**EXERCISE INSTRUCTIONS**
Report how many lines hold the string "list". Give the number and nothing else.

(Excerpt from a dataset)
------------------------------------------------------------

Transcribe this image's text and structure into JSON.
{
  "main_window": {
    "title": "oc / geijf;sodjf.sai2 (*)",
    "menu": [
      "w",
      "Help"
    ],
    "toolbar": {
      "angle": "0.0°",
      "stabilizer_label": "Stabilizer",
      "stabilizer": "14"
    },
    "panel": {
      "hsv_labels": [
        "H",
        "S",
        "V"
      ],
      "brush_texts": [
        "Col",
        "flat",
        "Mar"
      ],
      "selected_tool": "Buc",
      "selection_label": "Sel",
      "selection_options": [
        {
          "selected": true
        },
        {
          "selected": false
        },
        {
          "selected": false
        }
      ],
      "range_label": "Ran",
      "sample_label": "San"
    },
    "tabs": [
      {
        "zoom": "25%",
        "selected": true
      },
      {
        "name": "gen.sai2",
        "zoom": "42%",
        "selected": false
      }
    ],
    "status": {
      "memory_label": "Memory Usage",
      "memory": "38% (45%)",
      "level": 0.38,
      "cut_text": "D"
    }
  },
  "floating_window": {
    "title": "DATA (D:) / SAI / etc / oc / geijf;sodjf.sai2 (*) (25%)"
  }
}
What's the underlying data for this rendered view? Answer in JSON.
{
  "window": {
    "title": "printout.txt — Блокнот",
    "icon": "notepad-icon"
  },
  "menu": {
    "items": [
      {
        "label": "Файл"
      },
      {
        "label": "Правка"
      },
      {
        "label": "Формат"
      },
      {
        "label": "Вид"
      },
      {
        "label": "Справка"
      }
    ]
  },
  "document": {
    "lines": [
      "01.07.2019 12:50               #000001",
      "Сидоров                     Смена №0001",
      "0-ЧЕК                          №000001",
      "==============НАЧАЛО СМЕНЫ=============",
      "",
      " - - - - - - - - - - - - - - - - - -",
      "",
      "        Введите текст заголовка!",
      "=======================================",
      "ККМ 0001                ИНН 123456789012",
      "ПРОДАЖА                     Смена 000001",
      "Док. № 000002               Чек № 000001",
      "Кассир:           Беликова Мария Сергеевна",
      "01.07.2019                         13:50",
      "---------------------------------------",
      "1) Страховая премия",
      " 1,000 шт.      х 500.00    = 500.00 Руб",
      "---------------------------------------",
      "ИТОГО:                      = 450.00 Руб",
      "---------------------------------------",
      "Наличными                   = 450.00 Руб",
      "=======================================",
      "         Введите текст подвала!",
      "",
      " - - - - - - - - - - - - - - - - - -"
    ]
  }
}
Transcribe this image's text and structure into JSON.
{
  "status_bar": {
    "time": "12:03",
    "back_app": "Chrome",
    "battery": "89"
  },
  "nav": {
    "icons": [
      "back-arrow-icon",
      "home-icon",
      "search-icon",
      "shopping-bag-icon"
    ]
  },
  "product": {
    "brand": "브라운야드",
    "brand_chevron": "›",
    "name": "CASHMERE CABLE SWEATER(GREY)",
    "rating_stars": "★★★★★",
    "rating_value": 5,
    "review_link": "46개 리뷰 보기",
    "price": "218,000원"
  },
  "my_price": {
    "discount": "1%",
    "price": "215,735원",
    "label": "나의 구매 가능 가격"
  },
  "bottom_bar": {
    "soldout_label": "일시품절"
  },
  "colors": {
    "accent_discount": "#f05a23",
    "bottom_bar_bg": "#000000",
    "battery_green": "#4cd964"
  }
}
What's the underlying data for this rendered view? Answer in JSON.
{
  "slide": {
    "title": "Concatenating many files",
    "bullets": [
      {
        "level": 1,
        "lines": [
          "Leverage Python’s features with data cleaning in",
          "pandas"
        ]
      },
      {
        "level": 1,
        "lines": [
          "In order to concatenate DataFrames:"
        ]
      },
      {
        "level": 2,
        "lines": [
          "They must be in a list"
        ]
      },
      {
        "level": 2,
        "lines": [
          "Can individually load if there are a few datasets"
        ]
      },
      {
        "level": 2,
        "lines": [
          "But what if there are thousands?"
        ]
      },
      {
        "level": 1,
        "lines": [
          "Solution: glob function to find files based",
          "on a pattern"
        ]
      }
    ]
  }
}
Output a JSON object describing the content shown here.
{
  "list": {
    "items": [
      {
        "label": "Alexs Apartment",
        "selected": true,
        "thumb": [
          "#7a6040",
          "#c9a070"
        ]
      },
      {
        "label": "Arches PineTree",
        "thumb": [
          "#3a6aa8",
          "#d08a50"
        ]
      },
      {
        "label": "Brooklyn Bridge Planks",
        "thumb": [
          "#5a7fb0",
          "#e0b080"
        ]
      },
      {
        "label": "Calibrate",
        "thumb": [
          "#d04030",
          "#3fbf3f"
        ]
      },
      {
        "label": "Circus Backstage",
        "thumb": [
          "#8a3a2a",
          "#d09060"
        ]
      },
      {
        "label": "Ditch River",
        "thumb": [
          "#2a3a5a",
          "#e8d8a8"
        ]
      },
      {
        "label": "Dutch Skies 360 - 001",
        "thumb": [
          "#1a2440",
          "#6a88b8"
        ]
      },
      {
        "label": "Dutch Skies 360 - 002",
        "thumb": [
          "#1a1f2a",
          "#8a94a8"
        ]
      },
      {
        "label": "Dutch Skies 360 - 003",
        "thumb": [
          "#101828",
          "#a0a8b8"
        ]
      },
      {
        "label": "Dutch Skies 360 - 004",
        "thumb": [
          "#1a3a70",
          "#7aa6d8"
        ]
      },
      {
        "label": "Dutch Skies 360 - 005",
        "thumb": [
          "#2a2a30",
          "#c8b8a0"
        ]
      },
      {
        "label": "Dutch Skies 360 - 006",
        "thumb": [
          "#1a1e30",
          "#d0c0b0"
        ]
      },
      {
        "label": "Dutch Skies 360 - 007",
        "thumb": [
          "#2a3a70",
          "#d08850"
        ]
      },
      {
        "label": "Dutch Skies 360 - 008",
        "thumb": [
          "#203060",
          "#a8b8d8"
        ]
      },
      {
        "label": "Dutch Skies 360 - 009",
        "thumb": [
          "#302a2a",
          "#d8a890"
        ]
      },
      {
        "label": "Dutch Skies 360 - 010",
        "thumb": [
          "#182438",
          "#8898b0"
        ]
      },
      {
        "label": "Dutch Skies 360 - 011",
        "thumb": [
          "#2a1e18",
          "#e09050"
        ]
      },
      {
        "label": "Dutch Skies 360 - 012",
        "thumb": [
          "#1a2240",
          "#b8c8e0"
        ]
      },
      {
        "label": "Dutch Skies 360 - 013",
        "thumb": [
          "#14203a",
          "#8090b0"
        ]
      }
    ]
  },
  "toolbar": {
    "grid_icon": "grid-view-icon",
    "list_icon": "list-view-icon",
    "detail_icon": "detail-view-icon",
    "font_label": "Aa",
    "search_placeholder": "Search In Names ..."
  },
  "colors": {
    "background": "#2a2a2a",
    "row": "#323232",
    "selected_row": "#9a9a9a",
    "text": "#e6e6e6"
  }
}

------------------------------------------------------------

**RESULT BELOW**
3